** Provided records **

<<<<

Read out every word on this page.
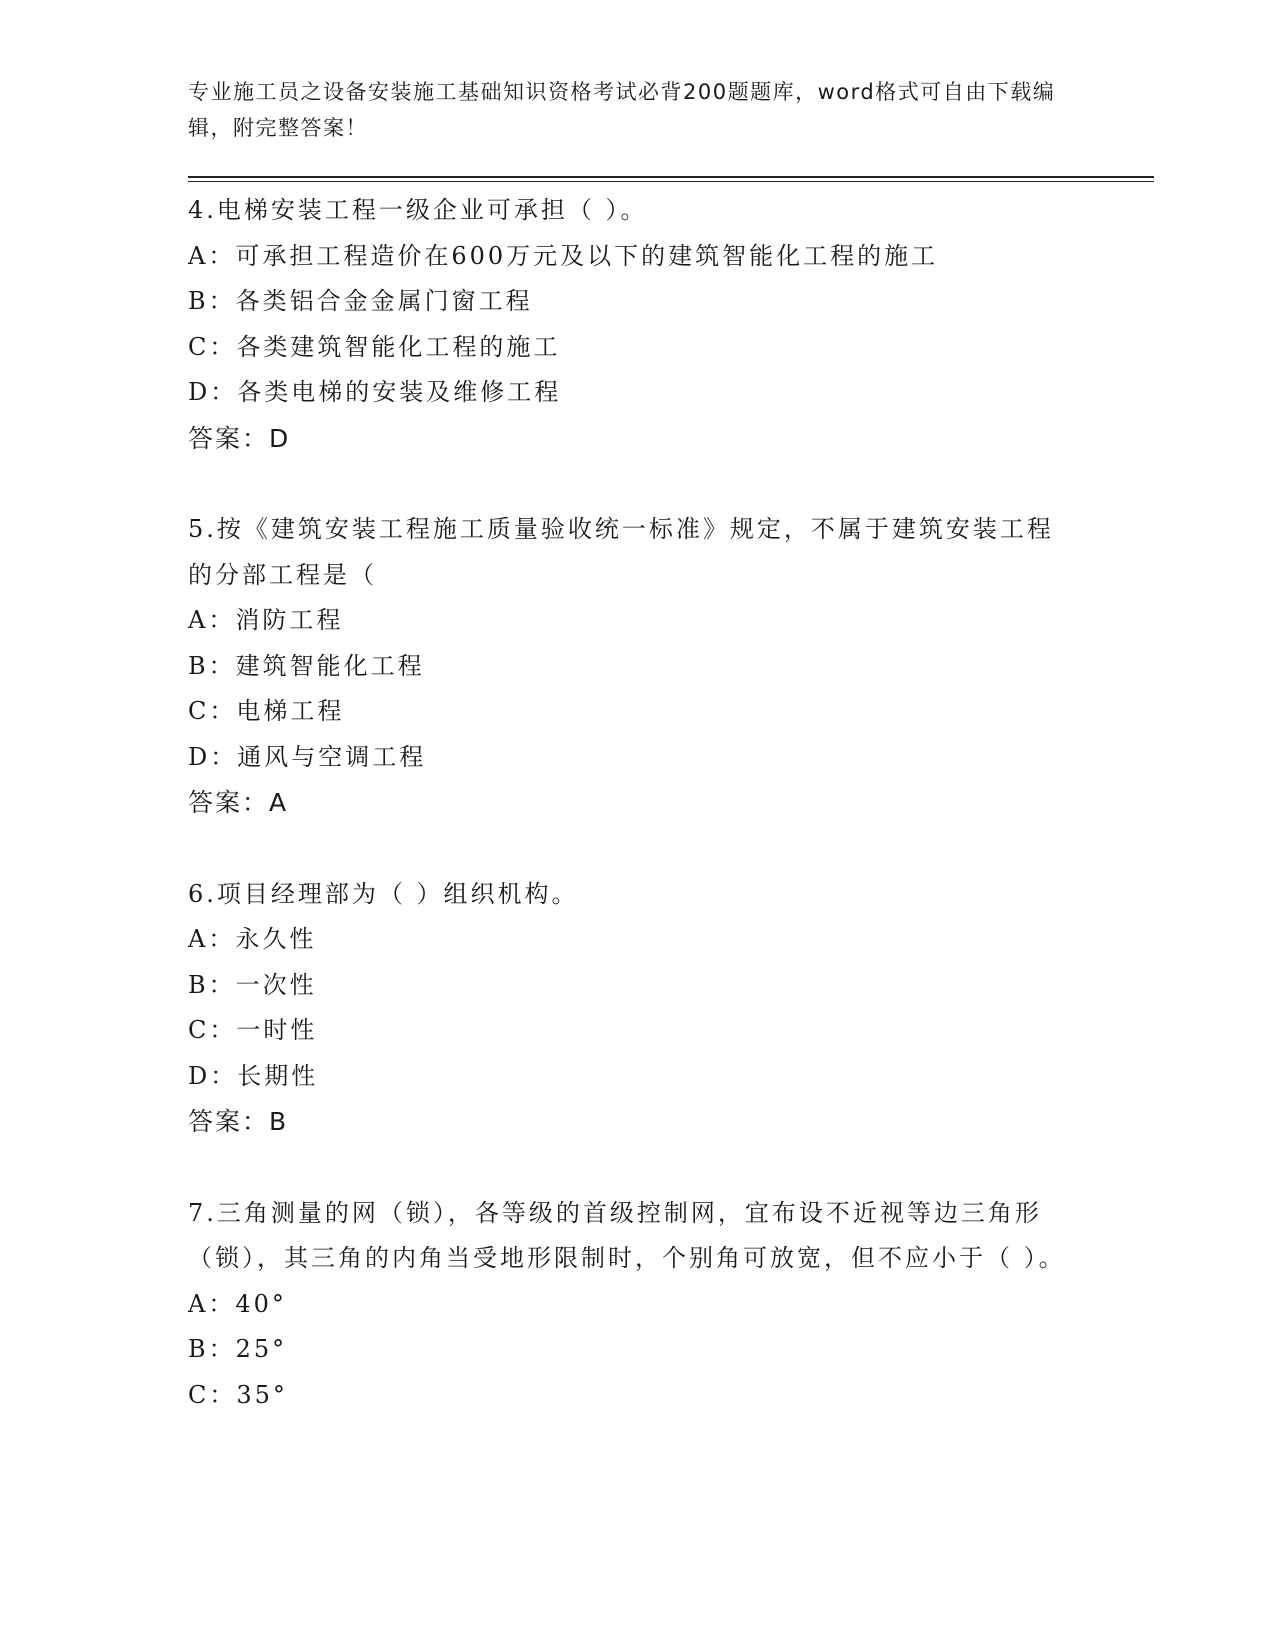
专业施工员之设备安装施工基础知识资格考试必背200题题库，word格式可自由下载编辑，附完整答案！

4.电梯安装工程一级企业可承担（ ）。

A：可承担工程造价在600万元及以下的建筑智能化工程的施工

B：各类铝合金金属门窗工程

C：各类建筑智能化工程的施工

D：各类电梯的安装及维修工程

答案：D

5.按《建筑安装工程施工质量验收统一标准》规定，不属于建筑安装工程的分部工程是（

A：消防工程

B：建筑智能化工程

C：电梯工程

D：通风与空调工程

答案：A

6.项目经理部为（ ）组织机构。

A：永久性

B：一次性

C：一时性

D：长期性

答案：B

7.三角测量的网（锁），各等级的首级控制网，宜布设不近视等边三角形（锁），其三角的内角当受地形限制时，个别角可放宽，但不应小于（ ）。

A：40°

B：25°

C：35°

>>>>

** Requirement **
Give all the entries again exactly, dropping each picture.

** Exercise solution **
Read out every word on this page.
专业施工员之设备安装施工基础知识资格考试必背200题题库，word格式可自由下载编辑，附完整答案！

4.电梯安装工程一级企业可承担（ ）。

A：可承担工程造价在600万元及以下的建筑智能化工程的施工

B：各类铝合金金属门窗工程

C：各类建筑智能化工程的施工

D：各类电梯的安装及维修工程

答案：D

5.按《建筑安装工程施工质量验收统一标准》规定，不属于建筑安装工程的分部工程是（

A：消防工程

B：建筑智能化工程

C：电梯工程

D：通风与空调工程

答案：A

6.项目经理部为（ ）组织机构。

A：永久性

B：一次性

C：一时性

D：长期性

答案：B

7.三角测量的网（锁），各等级的首级控制网，宜布设不近视等边三角形（锁），其三角的内角当受地形限制时，个别角可放宽，但不应小于（ ）。

A：40°

B：25°

C：35°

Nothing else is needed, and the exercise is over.